## begin Materials provided

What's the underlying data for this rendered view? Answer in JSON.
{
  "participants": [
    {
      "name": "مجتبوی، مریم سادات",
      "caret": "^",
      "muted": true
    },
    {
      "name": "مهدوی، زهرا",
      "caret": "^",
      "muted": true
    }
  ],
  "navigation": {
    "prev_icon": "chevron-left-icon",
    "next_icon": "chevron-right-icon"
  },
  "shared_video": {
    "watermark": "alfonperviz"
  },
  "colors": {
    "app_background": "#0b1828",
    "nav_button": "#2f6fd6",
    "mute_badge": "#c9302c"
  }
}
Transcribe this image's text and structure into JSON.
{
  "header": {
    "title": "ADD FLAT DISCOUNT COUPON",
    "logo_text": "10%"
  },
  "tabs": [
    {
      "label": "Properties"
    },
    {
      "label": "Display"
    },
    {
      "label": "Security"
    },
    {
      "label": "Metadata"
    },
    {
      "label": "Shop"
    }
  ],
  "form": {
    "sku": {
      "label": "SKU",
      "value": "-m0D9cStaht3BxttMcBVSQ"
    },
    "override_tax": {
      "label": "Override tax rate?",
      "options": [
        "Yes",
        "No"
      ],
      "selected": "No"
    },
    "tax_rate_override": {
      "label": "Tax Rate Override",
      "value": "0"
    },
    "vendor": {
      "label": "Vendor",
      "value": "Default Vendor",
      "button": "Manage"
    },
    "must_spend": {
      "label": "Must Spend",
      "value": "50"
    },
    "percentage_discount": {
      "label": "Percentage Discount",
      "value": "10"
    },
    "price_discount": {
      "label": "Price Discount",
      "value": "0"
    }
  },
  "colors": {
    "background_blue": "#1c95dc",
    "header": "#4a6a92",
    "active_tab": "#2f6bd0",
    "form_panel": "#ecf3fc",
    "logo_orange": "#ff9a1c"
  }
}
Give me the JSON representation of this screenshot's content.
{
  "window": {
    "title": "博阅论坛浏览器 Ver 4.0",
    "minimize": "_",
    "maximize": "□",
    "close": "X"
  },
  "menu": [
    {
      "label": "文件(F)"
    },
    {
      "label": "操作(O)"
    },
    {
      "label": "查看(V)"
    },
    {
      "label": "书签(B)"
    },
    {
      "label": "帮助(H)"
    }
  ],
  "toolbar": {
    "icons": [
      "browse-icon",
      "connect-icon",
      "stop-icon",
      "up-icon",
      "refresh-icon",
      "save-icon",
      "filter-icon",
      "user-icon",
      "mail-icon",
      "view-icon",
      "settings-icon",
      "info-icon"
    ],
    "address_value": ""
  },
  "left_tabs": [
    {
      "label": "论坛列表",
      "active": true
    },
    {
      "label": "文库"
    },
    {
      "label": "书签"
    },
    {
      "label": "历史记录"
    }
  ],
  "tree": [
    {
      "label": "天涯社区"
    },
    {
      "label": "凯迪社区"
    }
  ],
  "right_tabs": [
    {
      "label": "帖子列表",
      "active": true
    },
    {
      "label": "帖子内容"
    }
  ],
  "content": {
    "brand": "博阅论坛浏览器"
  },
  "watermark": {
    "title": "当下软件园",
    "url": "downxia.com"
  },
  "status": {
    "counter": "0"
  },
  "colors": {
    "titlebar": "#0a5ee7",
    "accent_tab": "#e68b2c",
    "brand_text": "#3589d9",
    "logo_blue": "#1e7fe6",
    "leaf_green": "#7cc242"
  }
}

## end Materials provided

▶ [Problem to work on]: Take the entries and copy them out exactly.

▶ [Written answer]:
What's the underlying data for this rendered view? Answer in JSON.
{
  "participants": [
    {
      "name": "مجتبوی، مریم سادات",
      "caret": "^",
      "muted": true
    },
    {
      "name": "مهدوی، زهرا",
      "caret": "^",
      "muted": true
    }
  ],
  "navigation": {
    "prev_icon": "chevron-left-icon",
    "next_icon": "chevron-right-icon"
  },
  "shared_video": {
    "watermark": "alfonperviz"
  },
  "colors": {
    "app_background": "#0b1828",
    "nav_button": "#2f6fd6",
    "mute_badge": "#c9302c"
  }
}
Transcribe this image's text and structure into JSON.
{
  "header": {
    "title": "ADD FLAT DISCOUNT COUPON",
    "logo_text": "10%"
  },
  "tabs": [
    {
      "label": "Properties"
    },
    {
      "label": "Display"
    },
    {
      "label": "Security"
    },
    {
      "label": "Metadata"
    },
    {
      "label": "Shop"
    }
  ],
  "form": {
    "sku": {
      "label": "SKU",
      "value": "-m0D9cStaht3BxttMcBVSQ"
    },
    "override_tax": {
      "label": "Override tax rate?",
      "options": [
        "Yes",
        "No"
      ],
      "selected": "No"
    },
    "tax_rate_override": {
      "label": "Tax Rate Override",
      "value": "0"
    },
    "vendor": {
      "label": "Vendor",
      "value": "Default Vendor",
      "button": "Manage"
    },
    "must_spend": {
      "label": "Must Spend",
      "value": "50"
    },
    "percentage_discount": {
      "label": "Percentage Discount",
      "value": "10"
    },
    "price_discount": {
      "label": "Price Discount",
      "value": "0"
    }
  },
  "colors": {
    "background_blue": "#1c95dc",
    "header": "#4a6a92",
    "active_tab": "#2f6bd0",
    "form_panel": "#ecf3fc",
    "logo_orange": "#ff9a1c"
  }
}
Give me the JSON representation of this screenshot's content.
{
  "window": {
    "title": "博阅论坛浏览器 Ver 4.0",
    "minimize": "_",
    "maximize": "□",
    "close": "X"
  },
  "menu": [
    {
      "label": "文件(F)"
    },
    {
      "label": "操作(O)"
    },
    {
      "label": "查看(V)"
    },
    {
      "label": "书签(B)"
    },
    {
      "label": "帮助(H)"
    }
  ],
  "toolbar": {
    "icons": [
      "browse-icon",
      "connect-icon",
      "stop-icon",
      "up-icon",
      "refresh-icon",
      "save-icon",
      "filter-icon",
      "user-icon",
      "mail-icon",
      "view-icon",
      "settings-icon",
      "info-icon"
    ],
    "address_value": ""
  },
  "left_tabs": [
    {
      "label": "论坛列表",
      "active": true
    },
    {
      "label": "文库"
    },
    {
      "label": "书签"
    },
    {
      "label": "历史记录"
    }
  ],
  "tree": [
    {
      "label": "天涯社区"
    },
    {
      "label": "凯迪社区"
    }
  ],
  "right_tabs": [
    {
      "label": "帖子列表",
      "active": true
    },
    {
      "label": "帖子内容"
    }
  ],
  "content": {
    "brand": "博阅论坛浏览器"
  },
  "watermark": {
    "title": "当下软件园",
    "url": "downxia.com"
  },
  "status": {
    "counter": "0"
  },
  "colors": {
    "titlebar": "#0a5ee7",
    "accent_tab": "#e68b2c",
    "brand_text": "#3589d9",
    "logo_blue": "#1e7fe6",
    "leaf_green": "#7cc242"
  }
}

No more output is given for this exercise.